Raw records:
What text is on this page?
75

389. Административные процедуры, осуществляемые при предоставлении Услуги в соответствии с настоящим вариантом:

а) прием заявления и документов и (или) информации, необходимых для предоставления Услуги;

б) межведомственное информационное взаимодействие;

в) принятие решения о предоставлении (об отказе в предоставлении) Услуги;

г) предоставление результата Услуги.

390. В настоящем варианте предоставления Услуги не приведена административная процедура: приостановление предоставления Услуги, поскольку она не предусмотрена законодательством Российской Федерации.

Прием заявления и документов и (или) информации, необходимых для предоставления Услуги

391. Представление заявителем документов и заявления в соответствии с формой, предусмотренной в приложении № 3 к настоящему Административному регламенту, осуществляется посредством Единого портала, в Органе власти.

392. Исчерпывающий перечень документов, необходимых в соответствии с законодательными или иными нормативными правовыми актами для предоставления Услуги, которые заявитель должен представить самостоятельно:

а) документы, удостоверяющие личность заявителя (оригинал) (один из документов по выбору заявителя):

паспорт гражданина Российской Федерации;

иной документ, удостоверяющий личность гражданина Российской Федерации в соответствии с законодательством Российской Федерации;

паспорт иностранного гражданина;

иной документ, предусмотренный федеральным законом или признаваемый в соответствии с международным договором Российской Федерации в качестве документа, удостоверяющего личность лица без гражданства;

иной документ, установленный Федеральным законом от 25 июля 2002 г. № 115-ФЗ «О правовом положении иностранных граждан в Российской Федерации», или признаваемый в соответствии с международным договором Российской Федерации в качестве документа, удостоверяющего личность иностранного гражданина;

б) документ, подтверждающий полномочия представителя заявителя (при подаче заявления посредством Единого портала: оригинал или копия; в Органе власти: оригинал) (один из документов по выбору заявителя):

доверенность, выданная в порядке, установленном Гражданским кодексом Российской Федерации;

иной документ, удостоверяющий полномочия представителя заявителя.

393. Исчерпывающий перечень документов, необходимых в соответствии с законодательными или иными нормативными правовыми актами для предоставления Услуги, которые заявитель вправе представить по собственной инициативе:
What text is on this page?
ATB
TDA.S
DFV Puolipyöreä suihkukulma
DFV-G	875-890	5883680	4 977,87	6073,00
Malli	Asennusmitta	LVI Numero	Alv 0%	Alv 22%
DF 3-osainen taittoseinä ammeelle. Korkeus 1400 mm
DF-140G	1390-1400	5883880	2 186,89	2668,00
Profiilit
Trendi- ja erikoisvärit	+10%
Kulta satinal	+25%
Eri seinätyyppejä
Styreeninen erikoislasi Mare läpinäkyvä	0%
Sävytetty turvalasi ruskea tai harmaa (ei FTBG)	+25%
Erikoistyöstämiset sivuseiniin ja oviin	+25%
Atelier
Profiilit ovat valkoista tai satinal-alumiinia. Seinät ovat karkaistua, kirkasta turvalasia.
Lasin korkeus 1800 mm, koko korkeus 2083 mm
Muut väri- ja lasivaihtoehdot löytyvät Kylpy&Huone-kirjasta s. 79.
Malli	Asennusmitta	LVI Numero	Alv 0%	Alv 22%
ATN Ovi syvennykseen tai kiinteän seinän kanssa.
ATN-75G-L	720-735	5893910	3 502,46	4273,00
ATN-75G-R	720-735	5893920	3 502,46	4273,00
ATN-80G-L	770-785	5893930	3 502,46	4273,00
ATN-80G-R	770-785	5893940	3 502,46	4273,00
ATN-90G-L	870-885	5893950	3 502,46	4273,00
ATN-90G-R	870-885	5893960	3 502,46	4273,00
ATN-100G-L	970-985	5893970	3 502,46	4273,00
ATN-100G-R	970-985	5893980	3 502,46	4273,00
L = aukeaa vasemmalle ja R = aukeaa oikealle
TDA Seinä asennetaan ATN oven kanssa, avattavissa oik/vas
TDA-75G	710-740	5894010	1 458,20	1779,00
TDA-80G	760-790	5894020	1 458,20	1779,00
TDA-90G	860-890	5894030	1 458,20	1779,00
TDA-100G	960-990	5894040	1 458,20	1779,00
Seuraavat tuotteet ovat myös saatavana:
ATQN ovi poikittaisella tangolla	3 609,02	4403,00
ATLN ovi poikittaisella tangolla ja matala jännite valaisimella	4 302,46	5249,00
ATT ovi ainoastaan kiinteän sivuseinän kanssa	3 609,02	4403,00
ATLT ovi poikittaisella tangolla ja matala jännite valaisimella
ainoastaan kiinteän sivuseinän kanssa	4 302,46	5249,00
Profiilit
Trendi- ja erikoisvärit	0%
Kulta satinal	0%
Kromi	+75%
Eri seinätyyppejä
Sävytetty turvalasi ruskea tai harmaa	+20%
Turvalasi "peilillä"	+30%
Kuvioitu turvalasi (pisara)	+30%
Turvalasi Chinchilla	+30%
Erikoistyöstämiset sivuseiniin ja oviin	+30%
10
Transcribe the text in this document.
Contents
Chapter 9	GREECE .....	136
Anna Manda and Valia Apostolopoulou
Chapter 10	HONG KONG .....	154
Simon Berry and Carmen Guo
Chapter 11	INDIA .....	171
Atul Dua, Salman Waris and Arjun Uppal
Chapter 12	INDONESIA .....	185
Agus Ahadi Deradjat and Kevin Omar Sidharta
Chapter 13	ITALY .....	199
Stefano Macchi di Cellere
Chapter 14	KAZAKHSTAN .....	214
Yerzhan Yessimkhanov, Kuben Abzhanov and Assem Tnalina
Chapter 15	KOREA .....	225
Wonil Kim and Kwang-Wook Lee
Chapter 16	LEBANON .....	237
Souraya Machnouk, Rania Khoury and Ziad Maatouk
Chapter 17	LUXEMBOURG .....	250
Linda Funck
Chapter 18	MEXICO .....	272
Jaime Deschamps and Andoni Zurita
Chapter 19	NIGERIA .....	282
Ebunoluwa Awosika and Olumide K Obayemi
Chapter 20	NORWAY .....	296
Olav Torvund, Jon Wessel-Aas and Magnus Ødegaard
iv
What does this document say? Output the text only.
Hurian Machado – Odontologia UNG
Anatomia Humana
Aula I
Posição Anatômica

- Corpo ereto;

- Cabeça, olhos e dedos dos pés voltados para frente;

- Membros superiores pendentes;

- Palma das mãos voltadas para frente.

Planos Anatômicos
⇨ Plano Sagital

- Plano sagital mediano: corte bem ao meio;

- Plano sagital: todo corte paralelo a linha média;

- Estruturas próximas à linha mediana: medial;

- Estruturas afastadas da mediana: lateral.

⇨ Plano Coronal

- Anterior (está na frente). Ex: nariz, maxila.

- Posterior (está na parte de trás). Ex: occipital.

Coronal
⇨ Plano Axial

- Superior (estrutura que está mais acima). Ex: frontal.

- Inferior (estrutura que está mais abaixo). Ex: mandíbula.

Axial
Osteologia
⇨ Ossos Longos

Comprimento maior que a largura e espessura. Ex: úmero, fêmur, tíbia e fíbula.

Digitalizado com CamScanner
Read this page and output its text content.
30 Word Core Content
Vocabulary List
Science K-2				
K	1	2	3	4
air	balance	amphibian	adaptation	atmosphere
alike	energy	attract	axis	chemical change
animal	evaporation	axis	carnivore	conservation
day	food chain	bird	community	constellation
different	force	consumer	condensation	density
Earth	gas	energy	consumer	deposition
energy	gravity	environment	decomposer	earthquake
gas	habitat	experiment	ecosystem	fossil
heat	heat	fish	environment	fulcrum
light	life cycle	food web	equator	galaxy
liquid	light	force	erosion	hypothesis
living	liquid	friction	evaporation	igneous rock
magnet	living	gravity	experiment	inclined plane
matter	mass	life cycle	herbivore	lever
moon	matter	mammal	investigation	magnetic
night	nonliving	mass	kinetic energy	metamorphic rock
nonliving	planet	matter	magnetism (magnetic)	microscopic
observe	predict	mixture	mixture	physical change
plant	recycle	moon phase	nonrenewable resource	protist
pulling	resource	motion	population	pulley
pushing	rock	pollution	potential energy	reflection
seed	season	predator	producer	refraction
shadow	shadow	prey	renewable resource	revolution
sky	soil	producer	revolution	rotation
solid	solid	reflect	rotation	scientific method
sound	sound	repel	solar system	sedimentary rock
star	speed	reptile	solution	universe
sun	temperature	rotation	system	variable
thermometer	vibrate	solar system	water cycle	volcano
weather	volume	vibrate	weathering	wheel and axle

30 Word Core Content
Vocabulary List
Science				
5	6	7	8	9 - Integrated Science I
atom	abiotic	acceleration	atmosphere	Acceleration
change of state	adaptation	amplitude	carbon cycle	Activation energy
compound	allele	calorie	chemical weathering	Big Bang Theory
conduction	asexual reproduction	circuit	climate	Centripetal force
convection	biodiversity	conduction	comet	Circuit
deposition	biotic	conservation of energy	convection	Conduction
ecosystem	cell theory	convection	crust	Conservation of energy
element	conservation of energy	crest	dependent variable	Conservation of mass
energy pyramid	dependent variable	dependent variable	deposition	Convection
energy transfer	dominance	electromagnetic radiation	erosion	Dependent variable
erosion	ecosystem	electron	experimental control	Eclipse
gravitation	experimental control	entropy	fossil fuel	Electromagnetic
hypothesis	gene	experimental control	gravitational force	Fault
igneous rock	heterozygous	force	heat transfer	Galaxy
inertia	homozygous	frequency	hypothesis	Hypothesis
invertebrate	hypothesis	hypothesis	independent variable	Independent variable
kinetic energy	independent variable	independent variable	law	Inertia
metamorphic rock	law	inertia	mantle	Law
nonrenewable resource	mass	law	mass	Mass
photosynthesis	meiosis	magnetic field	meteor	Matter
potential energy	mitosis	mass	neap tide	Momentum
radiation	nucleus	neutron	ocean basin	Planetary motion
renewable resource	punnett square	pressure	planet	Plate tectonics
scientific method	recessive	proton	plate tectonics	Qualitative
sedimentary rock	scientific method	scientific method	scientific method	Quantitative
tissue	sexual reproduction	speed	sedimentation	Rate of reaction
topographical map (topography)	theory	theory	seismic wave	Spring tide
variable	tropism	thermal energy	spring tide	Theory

§ EXERCISE PROMPT:
Extract each line from the listing that holds the word "rotation".

§ ANSWER:
sky	soil	producer	revolution	rotation
solid	solid	reflect	rotation	scientific method
sun	temperature	rotation	system	variable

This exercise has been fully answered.